■ **INSTRUCTIONS FOR THE TASK**: Sift the material for lines containing "sinA", and return them.

■ **RECORDED DATA**:

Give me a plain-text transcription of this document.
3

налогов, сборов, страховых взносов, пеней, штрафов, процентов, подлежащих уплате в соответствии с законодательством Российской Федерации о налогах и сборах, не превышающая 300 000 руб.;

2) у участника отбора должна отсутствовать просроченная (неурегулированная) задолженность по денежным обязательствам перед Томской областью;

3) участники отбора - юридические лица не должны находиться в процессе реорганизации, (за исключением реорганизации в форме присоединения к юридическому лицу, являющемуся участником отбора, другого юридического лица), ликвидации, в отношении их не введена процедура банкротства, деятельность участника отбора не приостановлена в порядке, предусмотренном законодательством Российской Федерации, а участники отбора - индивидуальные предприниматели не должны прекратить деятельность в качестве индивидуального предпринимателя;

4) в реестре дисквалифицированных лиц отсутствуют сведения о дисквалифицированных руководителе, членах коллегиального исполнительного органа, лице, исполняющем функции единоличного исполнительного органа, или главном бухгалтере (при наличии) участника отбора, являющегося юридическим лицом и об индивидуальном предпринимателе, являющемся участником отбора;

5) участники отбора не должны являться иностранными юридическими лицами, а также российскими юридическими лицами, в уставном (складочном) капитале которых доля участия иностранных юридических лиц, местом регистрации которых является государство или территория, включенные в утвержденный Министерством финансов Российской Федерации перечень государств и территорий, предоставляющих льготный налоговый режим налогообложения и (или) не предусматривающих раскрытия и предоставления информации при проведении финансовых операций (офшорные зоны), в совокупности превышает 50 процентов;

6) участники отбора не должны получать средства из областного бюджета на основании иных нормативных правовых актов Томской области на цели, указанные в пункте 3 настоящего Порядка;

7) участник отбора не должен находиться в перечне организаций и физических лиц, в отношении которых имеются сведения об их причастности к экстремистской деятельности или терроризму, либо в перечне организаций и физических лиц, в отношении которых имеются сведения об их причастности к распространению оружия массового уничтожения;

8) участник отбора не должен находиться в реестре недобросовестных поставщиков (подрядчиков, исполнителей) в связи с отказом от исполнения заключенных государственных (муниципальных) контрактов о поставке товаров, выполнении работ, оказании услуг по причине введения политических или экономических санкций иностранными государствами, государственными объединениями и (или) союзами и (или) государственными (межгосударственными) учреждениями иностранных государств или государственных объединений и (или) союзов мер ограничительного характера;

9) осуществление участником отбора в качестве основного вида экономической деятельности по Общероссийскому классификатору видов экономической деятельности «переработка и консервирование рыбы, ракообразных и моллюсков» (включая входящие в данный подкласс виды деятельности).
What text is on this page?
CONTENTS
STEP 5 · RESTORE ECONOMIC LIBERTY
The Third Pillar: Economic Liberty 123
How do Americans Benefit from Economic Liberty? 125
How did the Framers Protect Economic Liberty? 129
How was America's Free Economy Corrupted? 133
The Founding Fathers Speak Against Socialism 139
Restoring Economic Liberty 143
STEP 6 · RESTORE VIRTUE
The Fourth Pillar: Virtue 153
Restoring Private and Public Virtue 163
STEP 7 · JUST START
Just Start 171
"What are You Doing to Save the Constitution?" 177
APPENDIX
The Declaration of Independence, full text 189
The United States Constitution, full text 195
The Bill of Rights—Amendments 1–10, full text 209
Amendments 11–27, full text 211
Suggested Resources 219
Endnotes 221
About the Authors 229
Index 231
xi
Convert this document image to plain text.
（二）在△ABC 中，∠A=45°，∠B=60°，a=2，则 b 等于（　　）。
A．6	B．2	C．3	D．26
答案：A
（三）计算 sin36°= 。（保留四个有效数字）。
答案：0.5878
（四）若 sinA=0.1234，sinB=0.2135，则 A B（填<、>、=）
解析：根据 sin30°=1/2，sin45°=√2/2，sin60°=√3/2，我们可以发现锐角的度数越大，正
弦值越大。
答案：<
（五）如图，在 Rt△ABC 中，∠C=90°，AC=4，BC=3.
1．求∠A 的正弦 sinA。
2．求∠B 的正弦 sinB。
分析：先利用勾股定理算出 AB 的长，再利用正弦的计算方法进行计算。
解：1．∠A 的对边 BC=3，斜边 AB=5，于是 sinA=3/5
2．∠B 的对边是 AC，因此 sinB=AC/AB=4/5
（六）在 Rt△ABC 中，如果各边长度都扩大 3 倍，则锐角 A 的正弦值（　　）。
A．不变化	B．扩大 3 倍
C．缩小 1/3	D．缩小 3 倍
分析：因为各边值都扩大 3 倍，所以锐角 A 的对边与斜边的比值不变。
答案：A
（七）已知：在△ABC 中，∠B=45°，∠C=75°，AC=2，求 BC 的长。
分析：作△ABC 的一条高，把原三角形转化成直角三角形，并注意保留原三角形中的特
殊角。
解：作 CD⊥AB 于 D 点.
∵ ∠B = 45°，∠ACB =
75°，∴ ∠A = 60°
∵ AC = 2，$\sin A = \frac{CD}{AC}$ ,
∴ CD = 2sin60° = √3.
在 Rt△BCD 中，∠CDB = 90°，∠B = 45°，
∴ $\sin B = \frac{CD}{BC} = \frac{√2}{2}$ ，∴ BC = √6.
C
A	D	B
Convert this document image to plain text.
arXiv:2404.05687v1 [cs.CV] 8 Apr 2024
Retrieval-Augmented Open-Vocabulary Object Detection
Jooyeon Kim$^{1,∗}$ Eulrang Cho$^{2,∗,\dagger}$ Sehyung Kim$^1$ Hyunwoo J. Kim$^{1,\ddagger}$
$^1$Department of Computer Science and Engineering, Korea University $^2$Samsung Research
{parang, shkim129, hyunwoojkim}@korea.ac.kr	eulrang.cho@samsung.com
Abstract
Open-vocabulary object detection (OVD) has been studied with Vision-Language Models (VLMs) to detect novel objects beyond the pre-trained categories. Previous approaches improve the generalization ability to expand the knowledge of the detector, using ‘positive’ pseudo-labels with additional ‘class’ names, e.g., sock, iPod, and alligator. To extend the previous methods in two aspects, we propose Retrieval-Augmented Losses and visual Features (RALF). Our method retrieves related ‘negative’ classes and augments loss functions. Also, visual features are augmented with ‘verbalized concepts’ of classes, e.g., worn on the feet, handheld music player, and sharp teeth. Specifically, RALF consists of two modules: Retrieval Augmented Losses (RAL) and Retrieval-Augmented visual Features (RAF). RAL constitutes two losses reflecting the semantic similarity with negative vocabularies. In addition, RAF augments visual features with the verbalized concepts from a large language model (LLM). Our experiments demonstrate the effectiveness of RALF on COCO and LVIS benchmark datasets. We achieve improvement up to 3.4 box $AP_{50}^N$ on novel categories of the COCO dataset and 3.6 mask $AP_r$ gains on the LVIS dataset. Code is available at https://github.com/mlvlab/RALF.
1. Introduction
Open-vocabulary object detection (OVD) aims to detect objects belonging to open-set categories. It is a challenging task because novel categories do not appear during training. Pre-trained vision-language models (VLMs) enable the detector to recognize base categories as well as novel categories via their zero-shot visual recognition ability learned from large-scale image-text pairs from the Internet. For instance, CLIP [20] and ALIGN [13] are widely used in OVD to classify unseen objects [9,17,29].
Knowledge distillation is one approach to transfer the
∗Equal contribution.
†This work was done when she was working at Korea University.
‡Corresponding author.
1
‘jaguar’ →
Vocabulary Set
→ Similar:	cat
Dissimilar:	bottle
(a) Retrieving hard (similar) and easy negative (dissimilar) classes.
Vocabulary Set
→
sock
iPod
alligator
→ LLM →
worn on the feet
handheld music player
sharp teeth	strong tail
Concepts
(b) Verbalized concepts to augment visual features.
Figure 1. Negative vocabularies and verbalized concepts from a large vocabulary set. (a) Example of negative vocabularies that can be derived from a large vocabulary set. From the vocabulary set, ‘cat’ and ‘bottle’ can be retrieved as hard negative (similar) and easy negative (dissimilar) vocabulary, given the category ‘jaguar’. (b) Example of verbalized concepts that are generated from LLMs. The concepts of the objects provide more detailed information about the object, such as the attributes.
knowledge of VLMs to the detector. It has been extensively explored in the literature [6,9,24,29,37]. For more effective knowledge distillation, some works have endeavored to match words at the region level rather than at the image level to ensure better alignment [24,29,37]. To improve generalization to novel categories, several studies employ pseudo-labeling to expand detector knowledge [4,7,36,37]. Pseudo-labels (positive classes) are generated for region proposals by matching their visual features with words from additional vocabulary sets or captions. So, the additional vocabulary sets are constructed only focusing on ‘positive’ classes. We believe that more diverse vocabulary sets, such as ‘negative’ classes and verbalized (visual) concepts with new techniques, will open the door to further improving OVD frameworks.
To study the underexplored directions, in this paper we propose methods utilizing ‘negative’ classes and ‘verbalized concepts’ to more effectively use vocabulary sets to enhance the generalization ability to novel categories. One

■ **SOLUTION TO THIS EXERCISE**:
（四）若 sinA=0.1234，sinB=0.2135，则 A B（填<、>、=）
1．求∠A 的正弦 sinA。
解：1．∠A 的对边 BC=3，斜边 AB=5，于是 sinA=3/5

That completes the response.